• _Information given_
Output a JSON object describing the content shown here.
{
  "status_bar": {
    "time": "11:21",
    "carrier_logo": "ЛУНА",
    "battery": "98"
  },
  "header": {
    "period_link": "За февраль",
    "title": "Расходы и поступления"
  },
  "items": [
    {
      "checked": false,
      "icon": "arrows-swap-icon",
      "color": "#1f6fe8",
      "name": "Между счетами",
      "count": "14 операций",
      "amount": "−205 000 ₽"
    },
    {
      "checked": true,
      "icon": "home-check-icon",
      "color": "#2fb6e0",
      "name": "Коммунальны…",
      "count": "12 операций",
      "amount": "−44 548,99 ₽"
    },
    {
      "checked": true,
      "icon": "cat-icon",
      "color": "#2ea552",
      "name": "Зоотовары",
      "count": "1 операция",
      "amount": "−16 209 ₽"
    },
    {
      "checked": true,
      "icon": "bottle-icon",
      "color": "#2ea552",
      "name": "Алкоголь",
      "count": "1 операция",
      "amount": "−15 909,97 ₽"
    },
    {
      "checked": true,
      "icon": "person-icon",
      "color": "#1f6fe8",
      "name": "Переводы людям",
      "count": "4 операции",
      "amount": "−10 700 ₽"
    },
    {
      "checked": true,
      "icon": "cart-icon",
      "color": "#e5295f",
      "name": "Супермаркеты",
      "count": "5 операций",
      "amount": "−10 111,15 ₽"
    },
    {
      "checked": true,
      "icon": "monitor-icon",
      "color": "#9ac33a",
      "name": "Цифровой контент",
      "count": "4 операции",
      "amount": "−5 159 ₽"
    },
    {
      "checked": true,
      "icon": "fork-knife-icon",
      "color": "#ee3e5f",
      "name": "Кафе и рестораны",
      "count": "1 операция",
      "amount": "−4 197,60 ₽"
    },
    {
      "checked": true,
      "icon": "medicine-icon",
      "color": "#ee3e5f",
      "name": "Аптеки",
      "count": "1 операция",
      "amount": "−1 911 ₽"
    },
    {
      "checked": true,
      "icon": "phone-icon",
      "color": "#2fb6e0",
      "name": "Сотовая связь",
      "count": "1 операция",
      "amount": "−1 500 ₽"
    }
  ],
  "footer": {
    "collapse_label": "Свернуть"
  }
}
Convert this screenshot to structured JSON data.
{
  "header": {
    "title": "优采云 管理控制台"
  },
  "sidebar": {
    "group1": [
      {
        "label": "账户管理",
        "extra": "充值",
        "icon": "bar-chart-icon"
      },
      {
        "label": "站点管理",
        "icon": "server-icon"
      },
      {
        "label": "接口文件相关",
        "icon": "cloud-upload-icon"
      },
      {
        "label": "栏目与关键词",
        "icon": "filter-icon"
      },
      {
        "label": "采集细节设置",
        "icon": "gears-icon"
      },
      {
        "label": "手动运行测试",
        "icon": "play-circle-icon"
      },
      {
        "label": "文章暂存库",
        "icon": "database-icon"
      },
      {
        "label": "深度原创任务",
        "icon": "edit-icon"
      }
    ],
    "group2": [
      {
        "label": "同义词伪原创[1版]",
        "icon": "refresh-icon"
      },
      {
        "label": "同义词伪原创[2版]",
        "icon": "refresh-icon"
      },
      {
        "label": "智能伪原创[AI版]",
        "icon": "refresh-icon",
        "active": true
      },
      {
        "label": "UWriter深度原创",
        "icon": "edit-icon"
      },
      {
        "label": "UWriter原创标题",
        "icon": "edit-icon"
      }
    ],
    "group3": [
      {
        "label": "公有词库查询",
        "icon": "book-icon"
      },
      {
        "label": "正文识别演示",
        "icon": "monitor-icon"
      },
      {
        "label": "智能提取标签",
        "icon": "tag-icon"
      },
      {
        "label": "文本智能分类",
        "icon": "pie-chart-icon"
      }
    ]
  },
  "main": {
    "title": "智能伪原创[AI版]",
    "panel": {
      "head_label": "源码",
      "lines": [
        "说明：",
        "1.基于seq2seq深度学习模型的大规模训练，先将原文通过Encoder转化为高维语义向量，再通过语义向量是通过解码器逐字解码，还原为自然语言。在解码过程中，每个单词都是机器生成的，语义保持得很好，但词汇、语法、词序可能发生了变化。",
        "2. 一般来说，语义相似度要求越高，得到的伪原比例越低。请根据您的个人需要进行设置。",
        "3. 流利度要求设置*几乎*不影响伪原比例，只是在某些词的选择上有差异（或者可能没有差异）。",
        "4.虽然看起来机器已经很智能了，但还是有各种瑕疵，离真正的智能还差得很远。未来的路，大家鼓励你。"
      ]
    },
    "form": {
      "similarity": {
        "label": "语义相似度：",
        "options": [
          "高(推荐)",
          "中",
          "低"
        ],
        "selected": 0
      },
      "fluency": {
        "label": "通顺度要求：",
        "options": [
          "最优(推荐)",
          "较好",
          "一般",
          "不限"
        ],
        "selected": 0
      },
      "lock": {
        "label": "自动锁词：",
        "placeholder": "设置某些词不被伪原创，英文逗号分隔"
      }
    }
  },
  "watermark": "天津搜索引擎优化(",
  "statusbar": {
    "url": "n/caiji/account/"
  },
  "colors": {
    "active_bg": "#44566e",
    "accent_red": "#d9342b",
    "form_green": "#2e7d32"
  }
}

• _Set exercise_
Go through the records above and set each one down exactly, please.

• _Solved problem_
Output a JSON object describing the content shown here.
{
  "status_bar": {
    "time": "11:21",
    "carrier_logo": "ЛУНА",
    "battery": "98"
  },
  "header": {
    "period_link": "За февраль",
    "title": "Расходы и поступления"
  },
  "items": [
    {
      "checked": false,
      "icon": "arrows-swap-icon",
      "color": "#1f6fe8",
      "name": "Между счетами",
      "count": "14 операций",
      "amount": "−205 000 ₽"
    },
    {
      "checked": true,
      "icon": "home-check-icon",
      "color": "#2fb6e0",
      "name": "Коммунальны…",
      "count": "12 операций",
      "amount": "−44 548,99 ₽"
    },
    {
      "checked": true,
      "icon": "cat-icon",
      "color": "#2ea552",
      "name": "Зоотовары",
      "count": "1 операция",
      "amount": "−16 209 ₽"
    },
    {
      "checked": true,
      "icon": "bottle-icon",
      "color": "#2ea552",
      "name": "Алкоголь",
      "count": "1 операция",
      "amount": "−15 909,97 ₽"
    },
    {
      "checked": true,
      "icon": "person-icon",
      "color": "#1f6fe8",
      "name": "Переводы людям",
      "count": "4 операции",
      "amount": "−10 700 ₽"
    },
    {
      "checked": true,
      "icon": "cart-icon",
      "color": "#e5295f",
      "name": "Супермаркеты",
      "count": "5 операций",
      "amount": "−10 111,15 ₽"
    },
    {
      "checked": true,
      "icon": "monitor-icon",
      "color": "#9ac33a",
      "name": "Цифровой контент",
      "count": "4 операции",
      "amount": "−5 159 ₽"
    },
    {
      "checked": true,
      "icon": "fork-knife-icon",
      "color": "#ee3e5f",
      "name": "Кафе и рестораны",
      "count": "1 операция",
      "amount": "−4 197,60 ₽"
    },
    {
      "checked": true,
      "icon": "medicine-icon",
      "color": "#ee3e5f",
      "name": "Аптеки",
      "count": "1 операция",
      "amount": "−1 911 ₽"
    },
    {
      "checked": true,
      "icon": "phone-icon",
      "color": "#2fb6e0",
      "name": "Сотовая связь",
      "count": "1 операция",
      "amount": "−1 500 ₽"
    }
  ],
  "footer": {
    "collapse_label": "Свернуть"
  }
}
Convert this screenshot to structured JSON data.
{
  "header": {
    "title": "优采云 管理控制台"
  },
  "sidebar": {
    "group1": [
      {
        "label": "账户管理",
        "extra": "充值",
        "icon": "bar-chart-icon"
      },
      {
        "label": "站点管理",
        "icon": "server-icon"
      },
      {
        "label": "接口文件相关",
        "icon": "cloud-upload-icon"
      },
      {
        "label": "栏目与关键词",
        "icon": "filter-icon"
      },
      {
        "label": "采集细节设置",
        "icon": "gears-icon"
      },
      {
        "label": "手动运行测试",
        "icon": "play-circle-icon"
      },
      {
        "label": "文章暂存库",
        "icon": "database-icon"
      },
      {
        "label": "深度原创任务",
        "icon": "edit-icon"
      }
    ],
    "group2": [
      {
        "label": "同义词伪原创[1版]",
        "icon": "refresh-icon"
      },
      {
        "label": "同义词伪原创[2版]",
        "icon": "refresh-icon"
      },
      {
        "label": "智能伪原创[AI版]",
        "icon": "refresh-icon",
        "active": true
      },
      {
        "label": "UWriter深度原创",
        "icon": "edit-icon"
      },
      {
        "label": "UWriter原创标题",
        "icon": "edit-icon"
      }
    ],
    "group3": [
      {
        "label": "公有词库查询",
        "icon": "book-icon"
      },
      {
        "label": "正文识别演示",
        "icon": "monitor-icon"
      },
      {
        "label": "智能提取标签",
        "icon": "tag-icon"
      },
      {
        "label": "文本智能分类",
        "icon": "pie-chart-icon"
      }
    ]
  },
  "main": {
    "title": "智能伪原创[AI版]",
    "panel": {
      "head_label": "源码",
      "lines": [
        "说明：",
        "1.基于seq2seq深度学习模型的大规模训练，先将原文通过Encoder转化为高维语义向量，再通过语义向量是通过解码器逐字解码，还原为自然语言。在解码过程中，每个单词都是机器生成的，语义保持得很好，但词汇、语法、词序可能发生了变化。",
        "2. 一般来说，语义相似度要求越高，得到的伪原比例越低。请根据您的个人需要进行设置。",
        "3. 流利度要求设置*几乎*不影响伪原比例，只是在某些词的选择上有差异（或者可能没有差异）。",
        "4.虽然看起来机器已经很智能了，但还是有各种瑕疵，离真正的智能还差得很远。未来的路，大家鼓励你。"
      ]
    },
    "form": {
      "similarity": {
        "label": "语义相似度：",
        "options": [
          "高(推荐)",
          "中",
          "低"
        ],
        "selected": 0
      },
      "fluency": {
        "label": "通顺度要求：",
        "options": [
          "最优(推荐)",
          "较好",
          "一般",
          "不限"
        ],
        "selected": 0
      },
      "lock": {
        "label": "自动锁词：",
        "placeholder": "设置某些词不被伪原创，英文逗号分隔"
      }
    }
  },
  "watermark": "天津搜索引擎优化(",
  "statusbar": {
    "url": "n/caiji/account/"
  },
  "colors": {
    "active_bg": "#44566e",
    "accent_red": "#d9342b",
    "form_green": "#2e7d32"
  }
}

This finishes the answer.